Request:
Each entry must appear again exactly as it does in the source.

□ □ □

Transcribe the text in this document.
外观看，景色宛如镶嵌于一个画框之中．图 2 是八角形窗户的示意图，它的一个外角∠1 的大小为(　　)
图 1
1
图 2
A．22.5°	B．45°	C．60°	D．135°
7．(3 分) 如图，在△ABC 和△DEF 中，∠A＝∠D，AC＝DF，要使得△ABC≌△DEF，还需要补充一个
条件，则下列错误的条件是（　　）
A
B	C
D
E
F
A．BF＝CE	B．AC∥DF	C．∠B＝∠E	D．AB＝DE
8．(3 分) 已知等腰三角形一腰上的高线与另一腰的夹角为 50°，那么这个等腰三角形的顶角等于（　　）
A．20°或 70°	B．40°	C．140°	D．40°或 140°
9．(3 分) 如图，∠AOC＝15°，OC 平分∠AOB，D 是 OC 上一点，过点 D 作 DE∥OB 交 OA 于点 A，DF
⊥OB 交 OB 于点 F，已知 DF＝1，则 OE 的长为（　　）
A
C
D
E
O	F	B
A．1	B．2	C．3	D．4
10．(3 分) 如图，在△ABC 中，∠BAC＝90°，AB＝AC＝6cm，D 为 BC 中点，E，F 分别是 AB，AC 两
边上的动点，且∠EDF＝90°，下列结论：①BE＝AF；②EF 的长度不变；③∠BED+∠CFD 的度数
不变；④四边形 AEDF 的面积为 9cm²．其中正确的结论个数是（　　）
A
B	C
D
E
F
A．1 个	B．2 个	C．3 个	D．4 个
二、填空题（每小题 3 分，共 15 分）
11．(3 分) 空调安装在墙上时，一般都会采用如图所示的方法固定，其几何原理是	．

□ □ □

Full response:
Transcribe the text in this document.
外观看，景色宛如镶嵌于一个画框之中．图 2 是八角形窗户的示意图，它的一个外角∠1 的大小为(　　)
图 1
1
图 2
A．22.5°	B．45°	C．60°	D．135°
7．(3 分) 如图，在△ABC 和△DEF 中，∠A＝∠D，AC＝DF，要使得△ABC≌△DEF，还需要补充一个
条件，则下列错误的条件是（　　）
A
B	C
D
E
F
A．BF＝CE	B．AC∥DF	C．∠B＝∠E	D．AB＝DE
8．(3 分) 已知等腰三角形一腰上的高线与另一腰的夹角为 50°，那么这个等腰三角形的顶角等于（　　）
A．20°或 70°	B．40°	C．140°	D．40°或 140°
9．(3 分) 如图，∠AOC＝15°，OC 平分∠AOB，D 是 OC 上一点，过点 D 作 DE∥OB 交 OA 于点 A，DF
⊥OB 交 OB 于点 F，已知 DF＝1，则 OE 的长为（　　）
A
C
D
E
O	F	B
A．1	B．2	C．3	D．4
10．(3 分) 如图，在△ABC 中，∠BAC＝90°，AB＝AC＝6cm，D 为 BC 中点，E，F 分别是 AB，AC 两
边上的动点，且∠EDF＝90°，下列结论：①BE＝AF；②EF 的长度不变；③∠BED+∠CFD 的度数
不变；④四边形 AEDF 的面积为 9cm²．其中正确的结论个数是（　　）
A
B	C
D
E
F
A．1 个	B．2 个	C．3 个	D．4 个
二、填空题（每小题 3 分，共 15 分）
11．(3 分) 空调安装在墙上时，一般都会采用如图所示的方法固定，其几何原理是	．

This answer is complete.